▶ **Data for the task**
--------
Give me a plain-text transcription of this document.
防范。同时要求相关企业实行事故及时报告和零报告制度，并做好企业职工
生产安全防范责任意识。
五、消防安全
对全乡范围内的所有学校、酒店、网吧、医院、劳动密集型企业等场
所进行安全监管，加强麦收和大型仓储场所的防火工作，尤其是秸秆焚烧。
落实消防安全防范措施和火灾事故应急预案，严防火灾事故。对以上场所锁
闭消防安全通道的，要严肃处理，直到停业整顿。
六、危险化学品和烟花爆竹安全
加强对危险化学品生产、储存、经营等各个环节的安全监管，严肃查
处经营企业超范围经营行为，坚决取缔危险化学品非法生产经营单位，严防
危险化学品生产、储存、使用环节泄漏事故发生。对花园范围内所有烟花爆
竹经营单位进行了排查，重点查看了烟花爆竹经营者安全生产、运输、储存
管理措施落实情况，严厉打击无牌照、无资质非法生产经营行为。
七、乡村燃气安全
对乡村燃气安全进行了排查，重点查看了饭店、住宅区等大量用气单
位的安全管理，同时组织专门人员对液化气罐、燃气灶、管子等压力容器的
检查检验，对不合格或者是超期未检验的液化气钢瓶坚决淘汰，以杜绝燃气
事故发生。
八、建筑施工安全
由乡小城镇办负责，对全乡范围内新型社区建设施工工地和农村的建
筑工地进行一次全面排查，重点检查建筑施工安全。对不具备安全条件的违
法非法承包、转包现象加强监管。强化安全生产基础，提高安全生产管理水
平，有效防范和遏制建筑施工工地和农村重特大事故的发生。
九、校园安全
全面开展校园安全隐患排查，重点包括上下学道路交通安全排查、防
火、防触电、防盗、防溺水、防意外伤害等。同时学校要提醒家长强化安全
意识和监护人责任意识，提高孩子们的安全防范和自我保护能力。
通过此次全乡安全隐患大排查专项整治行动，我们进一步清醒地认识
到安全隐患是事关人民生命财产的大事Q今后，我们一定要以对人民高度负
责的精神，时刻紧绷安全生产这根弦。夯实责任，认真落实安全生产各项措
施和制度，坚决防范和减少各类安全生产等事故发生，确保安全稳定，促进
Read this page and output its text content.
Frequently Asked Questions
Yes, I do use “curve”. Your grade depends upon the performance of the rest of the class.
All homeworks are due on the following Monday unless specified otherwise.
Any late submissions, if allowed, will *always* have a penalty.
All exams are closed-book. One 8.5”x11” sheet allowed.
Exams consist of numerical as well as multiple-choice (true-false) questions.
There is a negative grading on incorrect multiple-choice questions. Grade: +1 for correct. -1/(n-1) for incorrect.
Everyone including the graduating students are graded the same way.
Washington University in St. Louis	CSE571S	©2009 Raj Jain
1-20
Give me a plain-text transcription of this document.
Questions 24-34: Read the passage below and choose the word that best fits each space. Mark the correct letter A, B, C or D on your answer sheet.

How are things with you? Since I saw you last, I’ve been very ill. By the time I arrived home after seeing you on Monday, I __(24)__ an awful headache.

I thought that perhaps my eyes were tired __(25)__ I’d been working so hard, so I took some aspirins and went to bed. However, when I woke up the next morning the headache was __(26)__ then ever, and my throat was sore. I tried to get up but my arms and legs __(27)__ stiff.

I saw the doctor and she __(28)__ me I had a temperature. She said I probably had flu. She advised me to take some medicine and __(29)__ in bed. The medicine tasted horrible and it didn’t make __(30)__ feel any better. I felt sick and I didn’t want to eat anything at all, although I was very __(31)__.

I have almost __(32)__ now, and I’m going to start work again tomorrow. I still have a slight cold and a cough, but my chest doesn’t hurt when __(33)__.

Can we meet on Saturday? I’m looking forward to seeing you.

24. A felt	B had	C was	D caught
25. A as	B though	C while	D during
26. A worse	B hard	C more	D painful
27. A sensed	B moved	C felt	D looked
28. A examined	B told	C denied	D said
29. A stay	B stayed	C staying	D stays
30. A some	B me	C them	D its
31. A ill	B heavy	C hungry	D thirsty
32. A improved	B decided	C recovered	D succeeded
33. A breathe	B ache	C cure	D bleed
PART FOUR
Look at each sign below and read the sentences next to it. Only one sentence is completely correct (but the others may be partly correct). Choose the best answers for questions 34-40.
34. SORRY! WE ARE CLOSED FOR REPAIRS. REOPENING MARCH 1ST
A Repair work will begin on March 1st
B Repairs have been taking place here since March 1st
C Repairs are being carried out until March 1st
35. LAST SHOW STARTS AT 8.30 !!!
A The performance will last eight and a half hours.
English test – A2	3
--------
▶ **Aim**
Copy out every line of the listing that contains the string "headache".

▶ **The answer**
How are things with you? Since I saw you last, I’ve been very ill. By the time I arrived home after seeing you on Monday, I __(24)__ an awful headache.
I thought that perhaps my eyes were tired __(25)__ I’d been working so hard, so I took some aspirins and went to bed. However, when I woke up the next morning the headache was __(26)__ then ever, and my throat was sore. I tried to get up but my arms and legs __(27)__ stiff.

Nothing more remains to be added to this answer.